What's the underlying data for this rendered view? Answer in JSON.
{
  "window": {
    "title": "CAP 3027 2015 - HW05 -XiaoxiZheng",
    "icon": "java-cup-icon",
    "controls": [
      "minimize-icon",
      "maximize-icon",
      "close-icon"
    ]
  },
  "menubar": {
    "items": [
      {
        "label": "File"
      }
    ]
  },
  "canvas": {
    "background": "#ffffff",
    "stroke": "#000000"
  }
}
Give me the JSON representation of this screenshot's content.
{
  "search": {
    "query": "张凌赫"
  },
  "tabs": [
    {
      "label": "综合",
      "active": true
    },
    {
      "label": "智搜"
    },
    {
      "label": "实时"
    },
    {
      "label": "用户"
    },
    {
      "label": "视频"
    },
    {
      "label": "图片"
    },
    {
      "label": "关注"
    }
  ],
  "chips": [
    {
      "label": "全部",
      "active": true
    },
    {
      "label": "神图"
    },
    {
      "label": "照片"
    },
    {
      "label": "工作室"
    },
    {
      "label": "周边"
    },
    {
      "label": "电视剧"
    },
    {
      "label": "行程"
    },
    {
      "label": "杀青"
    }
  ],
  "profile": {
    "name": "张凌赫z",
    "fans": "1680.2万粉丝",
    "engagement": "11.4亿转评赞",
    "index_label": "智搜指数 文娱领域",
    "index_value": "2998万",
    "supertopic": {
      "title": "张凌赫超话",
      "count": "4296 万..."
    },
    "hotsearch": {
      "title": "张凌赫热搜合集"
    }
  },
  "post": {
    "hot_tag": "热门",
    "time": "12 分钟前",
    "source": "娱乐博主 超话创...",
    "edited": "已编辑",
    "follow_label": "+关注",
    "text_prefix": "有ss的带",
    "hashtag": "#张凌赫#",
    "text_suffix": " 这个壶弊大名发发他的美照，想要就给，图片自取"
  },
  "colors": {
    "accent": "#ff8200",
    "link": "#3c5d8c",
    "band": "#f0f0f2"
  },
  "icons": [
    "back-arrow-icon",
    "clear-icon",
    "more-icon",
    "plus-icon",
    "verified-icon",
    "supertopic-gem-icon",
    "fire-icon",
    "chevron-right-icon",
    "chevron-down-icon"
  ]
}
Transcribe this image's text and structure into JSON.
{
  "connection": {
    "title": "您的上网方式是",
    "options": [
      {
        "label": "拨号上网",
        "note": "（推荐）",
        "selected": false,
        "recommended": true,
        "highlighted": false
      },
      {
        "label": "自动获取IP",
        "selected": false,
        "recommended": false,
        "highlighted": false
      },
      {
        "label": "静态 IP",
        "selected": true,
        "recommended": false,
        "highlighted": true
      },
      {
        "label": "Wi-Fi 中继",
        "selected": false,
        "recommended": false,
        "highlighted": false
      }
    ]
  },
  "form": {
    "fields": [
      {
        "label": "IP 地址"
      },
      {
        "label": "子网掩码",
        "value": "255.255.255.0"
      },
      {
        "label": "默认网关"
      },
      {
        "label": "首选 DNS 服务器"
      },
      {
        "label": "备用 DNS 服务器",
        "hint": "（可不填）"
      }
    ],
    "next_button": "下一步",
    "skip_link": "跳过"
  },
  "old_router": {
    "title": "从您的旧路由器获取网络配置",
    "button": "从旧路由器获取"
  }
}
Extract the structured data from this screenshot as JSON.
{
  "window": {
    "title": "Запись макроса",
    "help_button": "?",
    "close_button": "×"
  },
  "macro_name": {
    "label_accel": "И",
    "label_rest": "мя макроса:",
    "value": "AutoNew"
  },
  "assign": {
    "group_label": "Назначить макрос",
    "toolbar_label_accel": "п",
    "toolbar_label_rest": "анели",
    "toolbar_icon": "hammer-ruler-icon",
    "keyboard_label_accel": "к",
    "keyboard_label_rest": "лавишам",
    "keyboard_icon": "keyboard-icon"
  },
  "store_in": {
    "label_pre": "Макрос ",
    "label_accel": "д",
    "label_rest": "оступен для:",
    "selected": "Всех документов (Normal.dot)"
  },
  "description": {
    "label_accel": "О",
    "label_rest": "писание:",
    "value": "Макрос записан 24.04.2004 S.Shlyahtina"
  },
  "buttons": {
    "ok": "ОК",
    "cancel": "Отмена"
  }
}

****************

Task statement — Above are some records; extract every one of them exactly.

Response —
What's the underlying data for this rendered view? Answer in JSON.
{
  "window": {
    "title": "CAP 3027 2015 - HW05 -XiaoxiZheng",
    "icon": "java-cup-icon",
    "controls": [
      "minimize-icon",
      "maximize-icon",
      "close-icon"
    ]
  },
  "menubar": {
    "items": [
      {
        "label": "File"
      }
    ]
  },
  "canvas": {
    "background": "#ffffff",
    "stroke": "#000000"
  }
}
Give me the JSON representation of this screenshot's content.
{
  "search": {
    "query": "张凌赫"
  },
  "tabs": [
    {
      "label": "综合",
      "active": true
    },
    {
      "label": "智搜"
    },
    {
      "label": "实时"
    },
    {
      "label": "用户"
    },
    {
      "label": "视频"
    },
    {
      "label": "图片"
    },
    {
      "label": "关注"
    }
  ],
  "chips": [
    {
      "label": "全部",
      "active": true
    },
    {
      "label": "神图"
    },
    {
      "label": "照片"
    },
    {
      "label": "工作室"
    },
    {
      "label": "周边"
    },
    {
      "label": "电视剧"
    },
    {
      "label": "行程"
    },
    {
      "label": "杀青"
    }
  ],
  "profile": {
    "name": "张凌赫z",
    "fans": "1680.2万粉丝",
    "engagement": "11.4亿转评赞",
    "index_label": "智搜指数 文娱领域",
    "index_value": "2998万",
    "supertopic": {
      "title": "张凌赫超话",
      "count": "4296 万..."
    },
    "hotsearch": {
      "title": "张凌赫热搜合集"
    }
  },
  "post": {
    "hot_tag": "热门",
    "time": "12 分钟前",
    "source": "娱乐博主 超话创...",
    "edited": "已编辑",
    "follow_label": "+关注",
    "text_prefix": "有ss的带",
    "hashtag": "#张凌赫#",
    "text_suffix": " 这个壶弊大名发发他的美照，想要就给，图片自取"
  },
  "colors": {
    "accent": "#ff8200",
    "link": "#3c5d8c",
    "band": "#f0f0f2"
  },
  "icons": [
    "back-arrow-icon",
    "clear-icon",
    "more-icon",
    "plus-icon",
    "verified-icon",
    "supertopic-gem-icon",
    "fire-icon",
    "chevron-right-icon",
    "chevron-down-icon"
  ]
}
Transcribe this image's text and structure into JSON.
{
  "connection": {
    "title": "您的上网方式是",
    "options": [
      {
        "label": "拨号上网",
        "note": "（推荐）",
        "selected": false,
        "recommended": true,
        "highlighted": false
      },
      {
        "label": "自动获取IP",
        "selected": false,
        "recommended": false,
        "highlighted": false
      },
      {
        "label": "静态 IP",
        "selected": true,
        "recommended": false,
        "highlighted": true
      },
      {
        "label": "Wi-Fi 中继",
        "selected": false,
        "recommended": false,
        "highlighted": false
      }
    ]
  },
  "form": {
    "fields": [
      {
        "label": "IP 地址"
      },
      {
        "label": "子网掩码",
        "value": "255.255.255.0"
      },
      {
        "label": "默认网关"
      },
      {
        "label": "首选 DNS 服务器"
      },
      {
        "label": "备用 DNS 服务器",
        "hint": "（可不填）"
      }
    ],
    "next_button": "下一步",
    "skip_link": "跳过"
  },
  "old_router": {
    "title": "从您的旧路由器获取网络配置",
    "button": "从旧路由器获取"
  }
}
Extract the structured data from this screenshot as JSON.
{
  "window": {
    "title": "Запись макроса",
    "help_button": "?",
    "close_button": "×"
  },
  "macro_name": {
    "label_accel": "И",
    "label_rest": "мя макроса:",
    "value": "AutoNew"
  },
  "assign": {
    "group_label": "Назначить макрос",
    "toolbar_label_accel": "п",
    "toolbar_label_rest": "анели",
    "toolbar_icon": "hammer-ruler-icon",
    "keyboard_label_accel": "к",
    "keyboard_label_rest": "лавишам",
    "keyboard_icon": "keyboard-icon"
  },
  "store_in": {
    "label_pre": "Макрос ",
    "label_accel": "д",
    "label_rest": "оступен для:",
    "selected": "Всех документов (Normal.dot)"
  },
  "description": {
    "label_accel": "О",
    "label_rest": "писание:",
    "value": "Макрос записан 24.04.2004 S.Shlyahtina"
  },
  "buttons": {
    "ok": "ОК",
    "cancel": "Отмена"
  }
}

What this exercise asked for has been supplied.